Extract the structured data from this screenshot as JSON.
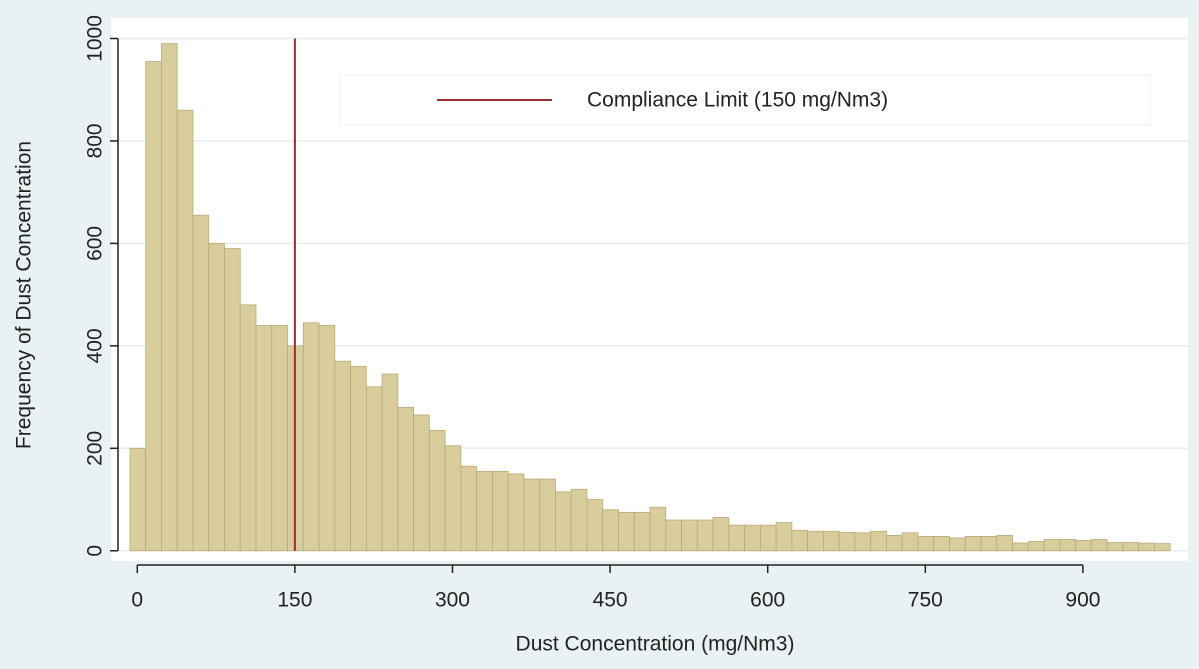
{
  "chart_data": {
    "type": "histogram",
    "x_label": "Dust Concentration (mg/Nm3)",
    "y_label": "Frequency of Dust Concentration",
    "bins": [
      -7,
      8,
      23,
      38,
      53,
      68,
      83,
      98,
      113,
      128,
      143,
      158,
      173,
      188,
      203,
      218,
      233,
      248,
      263,
      278,
      293,
      308,
      323,
      338,
      353,
      368,
      383,
      398,
      413,
      428,
      443,
      458,
      473,
      488,
      503,
      518,
      533,
      548,
      563,
      578,
      593,
      608,
      623,
      638,
      653,
      668,
      683,
      698,
      713,
      728,
      743,
      758,
      773,
      788,
      803,
      818,
      833,
      848,
      863,
      878,
      893,
      908,
      923,
      938,
      953,
      968,
      983
    ],
    "values": [
      200,
      955,
      990,
      860,
      655,
      600,
      590,
      480,
      440,
      440,
      400,
      445,
      440,
      370,
      360,
      320,
      345,
      280,
      265,
      235,
      205,
      165,
      155,
      155,
      150,
      140,
      140,
      115,
      120,
      100,
      80,
      75,
      75,
      85,
      60,
      60,
      60,
      65,
      50,
      50,
      50,
      55,
      40,
      38,
      38,
      36,
      35,
      38,
      30,
      35,
      28,
      28,
      25,
      28,
      28,
      30,
      15,
      18,
      22,
      22,
      20,
      22,
      16,
      16,
      15,
      14
    ],
    "color": "#d9cd9d",
    "vline": {
      "name": "Compliance Limit (150 mg/Nm3)",
      "value": 150,
      "color": "#9b2b35"
    },
    "xlim": [
      -25,
      1000
    ],
    "ylim": [
      -20,
      1040
    ],
    "xticks": [
      0,
      150,
      300,
      450,
      600,
      750,
      900
    ],
    "yticks": [
      0,
      200,
      400,
      600,
      800,
      1000
    ],
    "grid": true
  }
}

____________

Exercise details » Without the pictures, restate all the entries above exactly.

Written response »
Extract the structured data from this screenshot as JSON.
{
  "chart_data": {
    "type": "histogram",
    "x_label": "Dust Concentration (mg/Nm3)",
    "y_label": "Frequency of Dust Concentration",
    "bins": [
      -7,
      8,
      23,
      38,
      53,
      68,
      83,
      98,
      113,
      128,
      143,
      158,
      173,
      188,
      203,
      218,
      233,
      248,
      263,
      278,
      293,
      308,
      323,
      338,
      353,
      368,
      383,
      398,
      413,
      428,
      443,
      458,
      473,
      488,
      503,
      518,
      533,
      548,
      563,
      578,
      593,
      608,
      623,
      638,
      653,
      668,
      683,
      698,
      713,
      728,
      743,
      758,
      773,
      788,
      803,
      818,
      833,
      848,
      863,
      878,
      893,
      908,
      923,
      938,
      953,
      968,
      983
    ],
    "values": [
      200,
      955,
      990,
      860,
      655,
      600,
      590,
      480,
      440,
      440,
      400,
      445,
      440,
      370,
      360,
      320,
      345,
      280,
      265,
      235,
      205,
      165,
      155,
      155,
      150,
      140,
      140,
      115,
      120,
      100,
      80,
      75,
      75,
      85,
      60,
      60,
      60,
      65,
      50,
      50,
      50,
      55,
      40,
      38,
      38,
      36,
      35,
      38,
      30,
      35,
      28,
      28,
      25,
      28,
      28,
      30,
      15,
      18,
      22,
      22,
      20,
      22,
      16,
      16,
      15,
      14
    ],
    "color": "#d9cd9d",
    "vline": {
      "name": "Compliance Limit (150 mg/Nm3)",
      "value": 150,
      "color": "#9b2b35"
    },
    "xlim": [
      -25,
      1000
    ],
    "ylim": [
      -20,
      1040
    ],
    "xticks": [
      0,
      150,
      300,
      450,
      600,
      750,
      900
    ],
    "yticks": [
      0,
      200,
      400,
      600,
      800,
      1000
    ],
    "grid": true
  }
}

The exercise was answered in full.